### WHAT YOU HAVE TO DO
A word-for-word repeat of the records below is what this calls for.

-- DATA follows --

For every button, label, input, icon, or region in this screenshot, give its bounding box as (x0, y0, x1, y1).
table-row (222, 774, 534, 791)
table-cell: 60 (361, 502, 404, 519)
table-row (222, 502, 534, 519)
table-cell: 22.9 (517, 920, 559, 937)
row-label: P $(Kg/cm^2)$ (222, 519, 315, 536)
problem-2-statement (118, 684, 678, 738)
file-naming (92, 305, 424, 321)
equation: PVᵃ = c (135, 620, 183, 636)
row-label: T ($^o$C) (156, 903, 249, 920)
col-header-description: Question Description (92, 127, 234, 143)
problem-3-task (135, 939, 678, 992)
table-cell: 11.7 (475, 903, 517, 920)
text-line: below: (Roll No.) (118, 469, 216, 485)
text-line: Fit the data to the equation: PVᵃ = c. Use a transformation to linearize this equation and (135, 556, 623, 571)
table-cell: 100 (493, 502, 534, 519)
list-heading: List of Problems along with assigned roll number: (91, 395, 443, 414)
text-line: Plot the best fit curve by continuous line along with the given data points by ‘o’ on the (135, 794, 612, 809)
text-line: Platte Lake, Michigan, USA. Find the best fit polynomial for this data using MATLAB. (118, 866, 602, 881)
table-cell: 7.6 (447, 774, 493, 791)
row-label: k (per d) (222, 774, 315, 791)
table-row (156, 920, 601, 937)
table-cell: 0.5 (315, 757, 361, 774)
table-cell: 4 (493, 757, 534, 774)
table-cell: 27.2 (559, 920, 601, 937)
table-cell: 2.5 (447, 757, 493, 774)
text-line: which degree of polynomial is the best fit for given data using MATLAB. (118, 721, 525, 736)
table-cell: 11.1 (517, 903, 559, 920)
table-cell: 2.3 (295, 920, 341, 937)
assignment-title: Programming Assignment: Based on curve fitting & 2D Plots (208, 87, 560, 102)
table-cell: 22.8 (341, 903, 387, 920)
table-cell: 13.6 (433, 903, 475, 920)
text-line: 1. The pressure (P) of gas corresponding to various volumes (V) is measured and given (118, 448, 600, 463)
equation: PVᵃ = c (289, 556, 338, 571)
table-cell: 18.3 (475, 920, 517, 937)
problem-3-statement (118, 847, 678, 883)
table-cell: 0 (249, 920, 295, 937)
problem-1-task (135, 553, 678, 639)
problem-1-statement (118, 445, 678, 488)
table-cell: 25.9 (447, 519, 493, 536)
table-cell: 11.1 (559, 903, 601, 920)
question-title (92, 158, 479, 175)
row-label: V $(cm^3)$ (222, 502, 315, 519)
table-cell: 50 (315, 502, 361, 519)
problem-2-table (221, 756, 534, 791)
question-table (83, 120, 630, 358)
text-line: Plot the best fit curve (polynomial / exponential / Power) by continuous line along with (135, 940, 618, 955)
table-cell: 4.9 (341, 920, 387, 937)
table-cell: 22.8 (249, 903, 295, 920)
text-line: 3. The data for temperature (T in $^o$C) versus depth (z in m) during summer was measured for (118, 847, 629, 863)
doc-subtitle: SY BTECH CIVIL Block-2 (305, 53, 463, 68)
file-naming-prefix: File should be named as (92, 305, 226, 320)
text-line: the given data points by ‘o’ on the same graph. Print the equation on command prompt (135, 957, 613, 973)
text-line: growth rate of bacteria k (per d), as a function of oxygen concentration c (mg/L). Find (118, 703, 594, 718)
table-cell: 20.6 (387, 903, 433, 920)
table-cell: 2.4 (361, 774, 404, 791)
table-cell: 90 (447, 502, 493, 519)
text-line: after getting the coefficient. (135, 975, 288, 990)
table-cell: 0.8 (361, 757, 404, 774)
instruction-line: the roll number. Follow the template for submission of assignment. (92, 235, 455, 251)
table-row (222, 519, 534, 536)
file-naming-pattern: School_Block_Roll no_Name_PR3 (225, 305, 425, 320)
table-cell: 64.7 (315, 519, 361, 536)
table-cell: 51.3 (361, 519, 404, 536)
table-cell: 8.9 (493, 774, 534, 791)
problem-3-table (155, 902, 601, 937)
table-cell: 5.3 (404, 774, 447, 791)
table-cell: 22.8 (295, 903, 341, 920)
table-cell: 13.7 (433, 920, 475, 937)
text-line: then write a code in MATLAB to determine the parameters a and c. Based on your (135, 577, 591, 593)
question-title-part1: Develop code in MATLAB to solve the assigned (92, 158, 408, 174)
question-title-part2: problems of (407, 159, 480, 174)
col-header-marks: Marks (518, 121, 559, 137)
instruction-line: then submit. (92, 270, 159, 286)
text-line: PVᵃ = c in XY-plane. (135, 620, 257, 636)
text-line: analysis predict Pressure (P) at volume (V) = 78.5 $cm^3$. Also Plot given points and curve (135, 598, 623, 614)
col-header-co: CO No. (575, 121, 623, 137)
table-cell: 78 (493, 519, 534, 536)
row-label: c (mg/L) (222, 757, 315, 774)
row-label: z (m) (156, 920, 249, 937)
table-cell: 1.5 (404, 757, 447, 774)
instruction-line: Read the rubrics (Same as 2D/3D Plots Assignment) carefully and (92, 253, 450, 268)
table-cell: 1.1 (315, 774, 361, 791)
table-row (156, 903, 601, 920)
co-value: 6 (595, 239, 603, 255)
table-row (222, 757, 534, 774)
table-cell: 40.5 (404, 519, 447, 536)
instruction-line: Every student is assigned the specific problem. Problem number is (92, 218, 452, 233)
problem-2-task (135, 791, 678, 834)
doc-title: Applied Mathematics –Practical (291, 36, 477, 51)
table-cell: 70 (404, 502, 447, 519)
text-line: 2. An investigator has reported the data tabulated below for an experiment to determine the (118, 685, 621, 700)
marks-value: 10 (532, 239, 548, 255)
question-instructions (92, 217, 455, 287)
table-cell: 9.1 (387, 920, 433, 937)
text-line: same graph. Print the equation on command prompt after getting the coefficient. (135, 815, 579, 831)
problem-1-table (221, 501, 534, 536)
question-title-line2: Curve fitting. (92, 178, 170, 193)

-- DATA concluded --

### EXPECTED OUTPUT
For every button, label, input, icon, or region in this screenshot, give its bounding box as (x0, y0, x1, y1).
table-row (222, 774, 534, 791)
table-cell: 60 (361, 502, 404, 519)
table-row (222, 502, 534, 519)
table-cell: 22.9 (517, 920, 559, 937)
row-label: P $(Kg/cm^2)$ (222, 519, 315, 536)
problem-2-statement (118, 684, 678, 738)
file-naming (92, 305, 424, 321)
equation: PVᵃ = c (135, 620, 183, 636)
row-label: T ($^o$C) (156, 903, 249, 920)
col-header-description: Question Description (92, 127, 234, 143)
problem-3-task (135, 939, 678, 992)
table-cell: 11.7 (475, 903, 517, 920)
text-line: below: (Roll No.) (118, 469, 216, 485)
text-line: Fit the data to the equation: PVᵃ = c. Use a transformation to linearize this equation and (135, 556, 623, 571)
table-cell: 100 (493, 502, 534, 519)
list-heading: List of Problems along with assigned roll number: (91, 395, 443, 414)
text-line: Plot the best fit curve by continuous line along with the given data points by ‘o’ on the (135, 794, 612, 809)
text-line: Platte Lake, Michigan, USA. Find the best fit polynomial for this data using MATLAB. (118, 866, 602, 881)
table-cell: 7.6 (447, 774, 493, 791)
row-label: k (per d) (222, 774, 315, 791)
table-row (156, 920, 601, 937)
table-cell: 0.5 (315, 757, 361, 774)
table-cell: 4 (493, 757, 534, 774)
table-cell: 27.2 (559, 920, 601, 937)
table-cell: 2.5 (447, 757, 493, 774)
text-line: which degree of polynomial is the best fit for given data using MATLAB. (118, 721, 525, 736)
table-cell: 11.1 (517, 903, 559, 920)
table-cell: 2.3 (295, 920, 341, 937)
assignment-title: Programming Assignment: Based on curve fitting & 2D Plots (208, 87, 560, 102)
table-cell: 22.8 (341, 903, 387, 920)
table-cell: 13.6 (433, 903, 475, 920)
text-line: 1. The pressure (P) of gas corresponding to various volumes (V) is measured and given (118, 448, 600, 463)
equation: PVᵃ = c (289, 556, 338, 571)
table-cell: 18.3 (475, 920, 517, 937)
problem-3-statement (118, 847, 678, 883)
table-cell: 0 (249, 920, 295, 937)
problem-1-task (135, 553, 678, 639)
problem-1-statement (118, 445, 678, 488)
table-cell: 25.9 (447, 519, 493, 536)
table-cell: 11.1 (559, 903, 601, 920)
question-title (92, 158, 479, 175)
row-label: V $(cm^3)$ (222, 502, 315, 519)
table-cell: 50 (315, 502, 361, 519)
problem-2-table (221, 756, 534, 791)
question-table (83, 120, 630, 358)
text-line: Plot the best fit curve (polynomial / exponential / Power) by continuous line along with (135, 940, 618, 955)
table-cell: 4.9 (341, 920, 387, 937)
table-cell: 22.8 (249, 903, 295, 920)
text-line: 3. The data for temperature (T in $^o$C) versus depth (z in m) during summer was measured for (118, 847, 629, 863)
doc-subtitle: SY BTECH CIVIL Block-2 (305, 53, 463, 68)
file-naming-prefix: File should be named as (92, 305, 226, 320)
text-line: the given data points by ‘o’ on the same graph. Print the equation on command prompt (135, 957, 613, 973)
text-line: growth rate of bacteria k (per d), as a function of oxygen concentration c (mg/L). Find (118, 703, 594, 718)
table-cell: 20.6 (387, 903, 433, 920)
table-cell: 2.4 (361, 774, 404, 791)
table-cell: 90 (447, 502, 493, 519)
text-line: after getting the coefficient. (135, 975, 288, 990)
table-cell: 0.8 (361, 757, 404, 774)
instruction-line: the roll number. Follow the template for submission of assignment. (92, 235, 455, 251)
table-row (222, 519, 534, 536)
file-naming-pattern: School_Block_Roll no_Name_PR3 (225, 305, 425, 320)
table-cell: 64.7 (315, 519, 361, 536)
table-cell: 51.3 (361, 519, 404, 536)
table-cell: 8.9 (493, 774, 534, 791)
problem-3-table (155, 902, 601, 937)
table-cell: 5.3 (404, 774, 447, 791)
table-cell: 22.8 (295, 903, 341, 920)
table-cell: 13.7 (433, 920, 475, 937)
text-line: then write a code in MATLAB to determine the parameters a and c. Based on your (135, 577, 591, 593)
question-title-part1: Develop code in MATLAB to solve the assigned (92, 158, 408, 174)
question-title-part2: problems of (407, 159, 480, 174)
col-header-marks: Marks (518, 121, 559, 137)
instruction-line: then submit. (92, 270, 159, 286)
text-line: PVᵃ = c in XY-plane. (135, 620, 257, 636)
text-line: analysis predict Pressure (P) at volume (V) = 78.5 $cm^3$. Also Plot given points and curve (135, 598, 623, 614)
col-header-co: CO No. (575, 121, 623, 137)
table-cell: 78 (493, 519, 534, 536)
row-label: c (mg/L) (222, 757, 315, 774)
row-label: z (m) (156, 920, 249, 937)
table-cell: 1.5 (404, 757, 447, 774)
instruction-line: Read the rubrics (Same as 2D/3D Plots Assignment) carefully and (92, 253, 450, 268)
table-cell: 1.1 (315, 774, 361, 791)
table-row (156, 903, 601, 920)
co-value: 6 (595, 239, 603, 255)
table-row (222, 757, 534, 774)
table-cell: 40.5 (404, 519, 447, 536)
instruction-line: Every student is assigned the specific problem. Problem number is (92, 218, 452, 233)
problem-2-task (135, 791, 678, 834)
doc-title: Applied Mathematics –Practical (291, 36, 477, 51)
table-cell: 70 (404, 502, 447, 519)
text-line: 2. An investigator has reported the data tabulated below for an experiment to determine the (118, 685, 621, 700)
marks-value: 10 (532, 239, 548, 255)
question-instructions (92, 217, 455, 287)
table-cell: 9.1 (387, 920, 433, 937)
text-line: same graph. Print the equation on command prompt after getting the coefficient. (135, 815, 579, 831)
problem-1-table (221, 501, 534, 536)
question-title-line2: Curve fitting. (92, 178, 170, 193)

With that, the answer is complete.